>>
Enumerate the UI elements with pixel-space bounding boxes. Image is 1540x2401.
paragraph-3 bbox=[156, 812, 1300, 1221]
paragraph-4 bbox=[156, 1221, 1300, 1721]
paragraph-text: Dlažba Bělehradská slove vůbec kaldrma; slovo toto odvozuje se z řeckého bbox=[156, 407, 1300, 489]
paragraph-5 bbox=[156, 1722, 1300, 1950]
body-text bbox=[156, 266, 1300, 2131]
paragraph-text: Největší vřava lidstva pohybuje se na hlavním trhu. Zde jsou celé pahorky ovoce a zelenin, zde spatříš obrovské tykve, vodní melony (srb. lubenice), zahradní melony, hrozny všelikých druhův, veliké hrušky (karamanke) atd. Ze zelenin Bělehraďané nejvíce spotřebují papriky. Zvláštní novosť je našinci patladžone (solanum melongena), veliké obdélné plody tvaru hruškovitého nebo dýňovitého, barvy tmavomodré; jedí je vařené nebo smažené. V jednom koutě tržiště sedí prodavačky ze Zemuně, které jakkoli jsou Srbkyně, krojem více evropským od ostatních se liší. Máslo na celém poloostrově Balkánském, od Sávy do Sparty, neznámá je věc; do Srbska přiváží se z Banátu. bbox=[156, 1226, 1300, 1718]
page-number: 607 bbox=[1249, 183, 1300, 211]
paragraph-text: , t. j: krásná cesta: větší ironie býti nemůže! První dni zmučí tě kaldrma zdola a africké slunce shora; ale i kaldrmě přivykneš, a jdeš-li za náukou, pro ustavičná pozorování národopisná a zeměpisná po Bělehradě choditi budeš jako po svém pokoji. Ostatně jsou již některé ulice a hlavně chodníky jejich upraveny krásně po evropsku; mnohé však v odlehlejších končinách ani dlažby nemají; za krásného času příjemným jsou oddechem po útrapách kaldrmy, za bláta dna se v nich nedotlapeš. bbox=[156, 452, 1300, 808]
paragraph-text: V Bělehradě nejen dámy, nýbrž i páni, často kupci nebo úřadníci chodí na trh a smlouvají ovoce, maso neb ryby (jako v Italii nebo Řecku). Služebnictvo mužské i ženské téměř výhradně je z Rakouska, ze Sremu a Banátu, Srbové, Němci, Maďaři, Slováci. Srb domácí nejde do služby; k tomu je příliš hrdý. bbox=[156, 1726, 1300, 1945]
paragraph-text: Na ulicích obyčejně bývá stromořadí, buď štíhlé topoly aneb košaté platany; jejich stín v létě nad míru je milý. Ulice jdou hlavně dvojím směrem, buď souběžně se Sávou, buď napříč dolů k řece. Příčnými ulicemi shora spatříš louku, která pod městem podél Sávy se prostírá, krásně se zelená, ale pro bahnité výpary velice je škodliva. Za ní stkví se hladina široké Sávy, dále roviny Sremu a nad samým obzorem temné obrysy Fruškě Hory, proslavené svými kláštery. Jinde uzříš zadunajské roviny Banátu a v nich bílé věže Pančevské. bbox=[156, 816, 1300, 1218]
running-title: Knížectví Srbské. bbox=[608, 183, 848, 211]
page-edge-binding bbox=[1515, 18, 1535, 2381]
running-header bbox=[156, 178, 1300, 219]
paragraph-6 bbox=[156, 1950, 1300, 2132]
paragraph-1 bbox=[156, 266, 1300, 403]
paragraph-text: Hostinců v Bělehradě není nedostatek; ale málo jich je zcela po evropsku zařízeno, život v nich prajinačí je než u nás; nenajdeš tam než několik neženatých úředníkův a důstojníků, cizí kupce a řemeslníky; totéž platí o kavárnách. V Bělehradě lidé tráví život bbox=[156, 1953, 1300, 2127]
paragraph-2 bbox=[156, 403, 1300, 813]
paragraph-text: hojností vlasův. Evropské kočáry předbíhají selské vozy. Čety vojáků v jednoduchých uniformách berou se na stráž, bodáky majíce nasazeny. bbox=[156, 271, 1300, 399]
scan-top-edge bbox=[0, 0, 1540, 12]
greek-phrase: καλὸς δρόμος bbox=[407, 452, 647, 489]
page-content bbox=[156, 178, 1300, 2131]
<<
### EXERCISE DETAILS
Pull out every line of the material above that contains the string "page", matching case exactly.

### CORRECT RESPONSE
page-number: 607 bbox=[1249, 183, 1300, 211]
page-edge-binding bbox=[1515, 18, 1535, 2381]
page-content bbox=[156, 178, 1300, 2131]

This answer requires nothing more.